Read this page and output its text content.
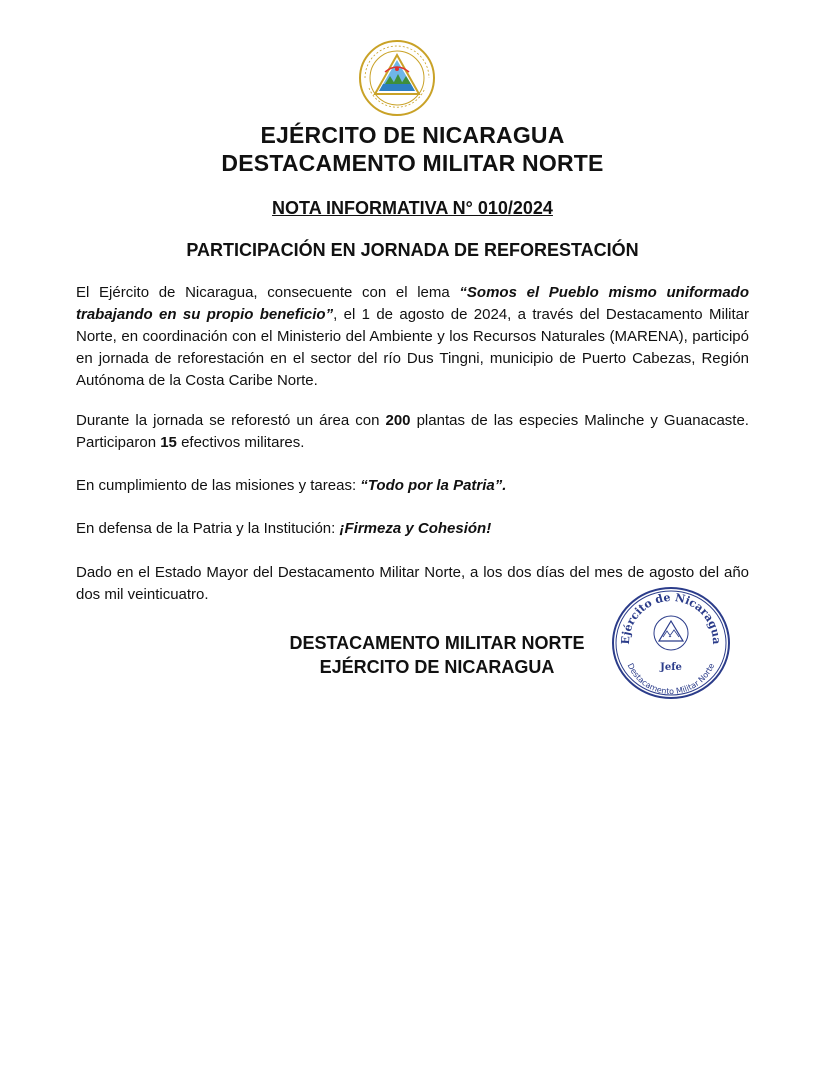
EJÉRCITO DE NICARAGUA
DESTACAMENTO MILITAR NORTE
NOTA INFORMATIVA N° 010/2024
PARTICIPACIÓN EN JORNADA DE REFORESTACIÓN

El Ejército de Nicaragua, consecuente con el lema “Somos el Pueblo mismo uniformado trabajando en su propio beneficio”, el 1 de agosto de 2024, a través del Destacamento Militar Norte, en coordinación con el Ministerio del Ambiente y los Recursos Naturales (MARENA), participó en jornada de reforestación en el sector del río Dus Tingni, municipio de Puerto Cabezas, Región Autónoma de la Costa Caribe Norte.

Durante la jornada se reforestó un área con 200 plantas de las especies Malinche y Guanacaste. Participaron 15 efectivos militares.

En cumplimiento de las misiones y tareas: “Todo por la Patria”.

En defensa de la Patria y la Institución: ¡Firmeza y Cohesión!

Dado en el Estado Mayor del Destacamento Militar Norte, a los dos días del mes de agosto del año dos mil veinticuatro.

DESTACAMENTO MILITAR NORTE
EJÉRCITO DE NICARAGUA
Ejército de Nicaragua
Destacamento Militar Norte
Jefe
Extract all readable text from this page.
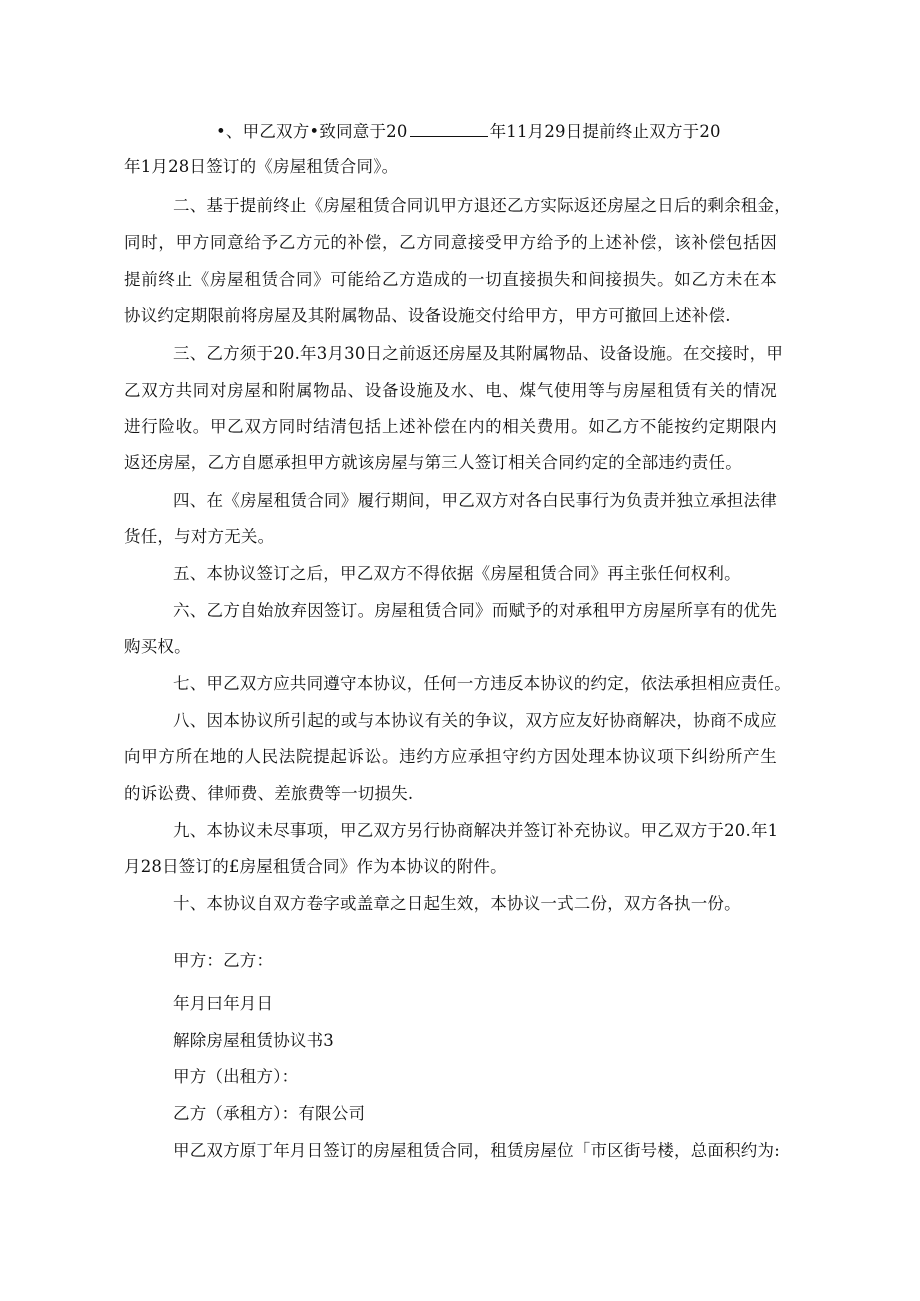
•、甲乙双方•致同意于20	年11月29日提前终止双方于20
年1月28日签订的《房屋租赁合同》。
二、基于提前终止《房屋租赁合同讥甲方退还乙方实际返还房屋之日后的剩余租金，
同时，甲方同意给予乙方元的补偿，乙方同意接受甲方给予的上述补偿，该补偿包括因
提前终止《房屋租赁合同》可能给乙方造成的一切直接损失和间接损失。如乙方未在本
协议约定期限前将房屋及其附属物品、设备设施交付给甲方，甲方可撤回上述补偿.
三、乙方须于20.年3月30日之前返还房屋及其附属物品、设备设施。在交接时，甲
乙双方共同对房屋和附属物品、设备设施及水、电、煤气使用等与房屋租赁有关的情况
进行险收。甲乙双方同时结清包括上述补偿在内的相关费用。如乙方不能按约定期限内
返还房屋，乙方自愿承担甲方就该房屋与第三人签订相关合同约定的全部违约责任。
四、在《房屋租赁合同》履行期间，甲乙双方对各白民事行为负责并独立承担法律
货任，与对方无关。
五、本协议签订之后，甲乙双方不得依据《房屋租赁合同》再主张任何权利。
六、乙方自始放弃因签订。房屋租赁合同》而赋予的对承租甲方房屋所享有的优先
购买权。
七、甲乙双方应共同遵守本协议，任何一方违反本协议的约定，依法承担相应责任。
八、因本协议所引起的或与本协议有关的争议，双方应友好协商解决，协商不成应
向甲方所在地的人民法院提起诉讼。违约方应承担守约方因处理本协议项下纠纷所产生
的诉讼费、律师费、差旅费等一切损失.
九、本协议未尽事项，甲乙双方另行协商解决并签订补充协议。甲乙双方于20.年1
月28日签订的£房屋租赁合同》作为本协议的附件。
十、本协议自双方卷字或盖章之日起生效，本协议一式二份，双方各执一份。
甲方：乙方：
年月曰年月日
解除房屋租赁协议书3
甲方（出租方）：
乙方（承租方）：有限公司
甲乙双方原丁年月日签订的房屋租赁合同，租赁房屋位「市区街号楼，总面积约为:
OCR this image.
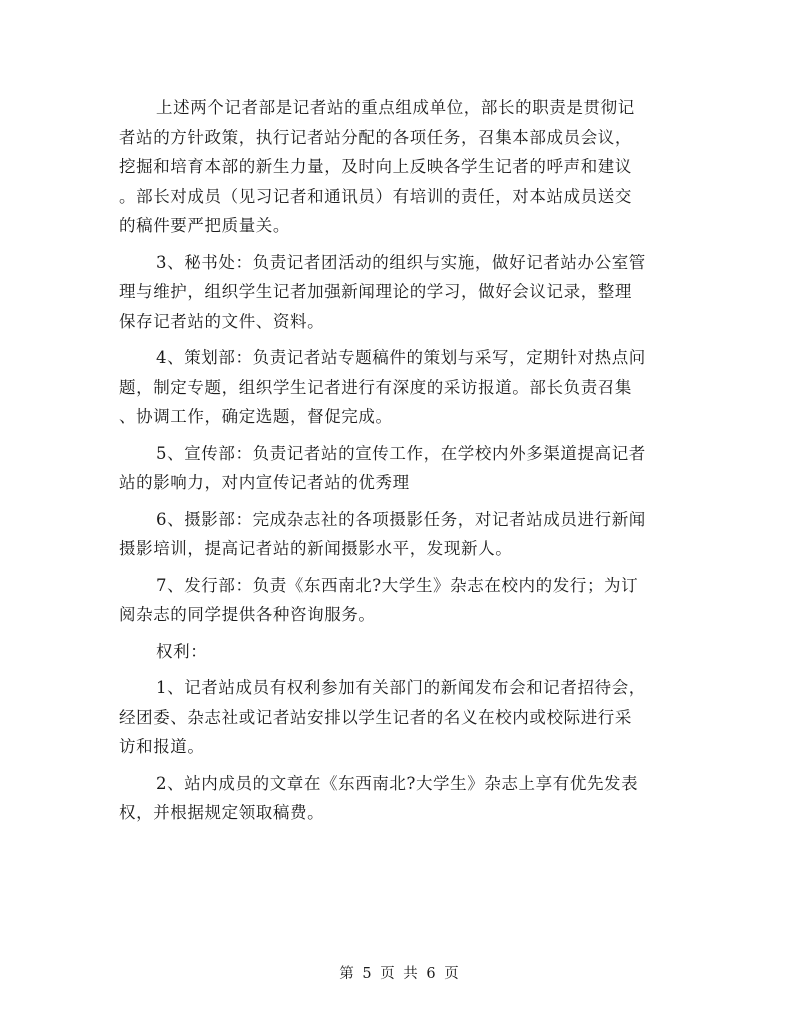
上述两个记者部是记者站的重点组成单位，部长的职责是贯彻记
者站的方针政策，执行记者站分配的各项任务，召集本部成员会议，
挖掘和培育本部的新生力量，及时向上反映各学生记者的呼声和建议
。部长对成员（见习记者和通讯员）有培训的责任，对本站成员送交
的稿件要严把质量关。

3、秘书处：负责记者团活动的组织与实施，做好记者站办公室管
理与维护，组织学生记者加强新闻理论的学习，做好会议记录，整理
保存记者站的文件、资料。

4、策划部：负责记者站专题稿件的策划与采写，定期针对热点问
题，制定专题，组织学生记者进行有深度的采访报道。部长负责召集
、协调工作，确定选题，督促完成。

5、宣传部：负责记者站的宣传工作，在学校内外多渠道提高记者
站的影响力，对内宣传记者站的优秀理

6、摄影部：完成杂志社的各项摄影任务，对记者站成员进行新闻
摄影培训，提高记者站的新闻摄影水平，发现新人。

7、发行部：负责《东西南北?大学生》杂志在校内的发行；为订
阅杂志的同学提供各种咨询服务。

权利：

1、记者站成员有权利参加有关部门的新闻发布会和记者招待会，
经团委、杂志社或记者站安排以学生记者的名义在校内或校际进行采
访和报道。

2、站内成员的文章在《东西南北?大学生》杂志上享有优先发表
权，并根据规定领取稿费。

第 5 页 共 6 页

= = = =

• _Stated goal_: From the line containing "OCR this image." down to the last line of the data, print every line exactly and nothing else. Pictures stay out of the copy.

• _Completed exercise_:
OCR this image.
上述两个记者部是记者站的重点组成单位，部长的职责是贯彻记
者站的方针政策，执行记者站分配的各项任务，召集本部成员会议，
挖掘和培育本部的新生力量，及时向上反映各学生记者的呼声和建议
。部长对成员（见习记者和通讯员）有培训的责任，对本站成员送交
的稿件要严把质量关。

3、秘书处：负责记者团活动的组织与实施，做好记者站办公室管
理与维护，组织学生记者加强新闻理论的学习，做好会议记录，整理
保存记者站的文件、资料。

4、策划部：负责记者站专题稿件的策划与采写，定期针对热点问
题，制定专题，组织学生记者进行有深度的采访报道。部长负责召集
、协调工作，确定选题，督促完成。

5、宣传部：负责记者站的宣传工作，在学校内外多渠道提高记者
站的影响力，对内宣传记者站的优秀理

6、摄影部：完成杂志社的各项摄影任务，对记者站成员进行新闻
摄影培训，提高记者站的新闻摄影水平，发现新人。

7、发行部：负责《东西南北?大学生》杂志在校内的发行；为订
阅杂志的同学提供各种咨询服务。

权利：

1、记者站成员有权利参加有关部门的新闻发布会和记者招待会，
经团委、杂志社或记者站安排以学生记者的名义在校内或校际进行采
访和报道。

2、站内成员的文章在《东西南北?大学生》杂志上享有优先发表
权，并根据规定领取稿费。

第 5 页 共 6 页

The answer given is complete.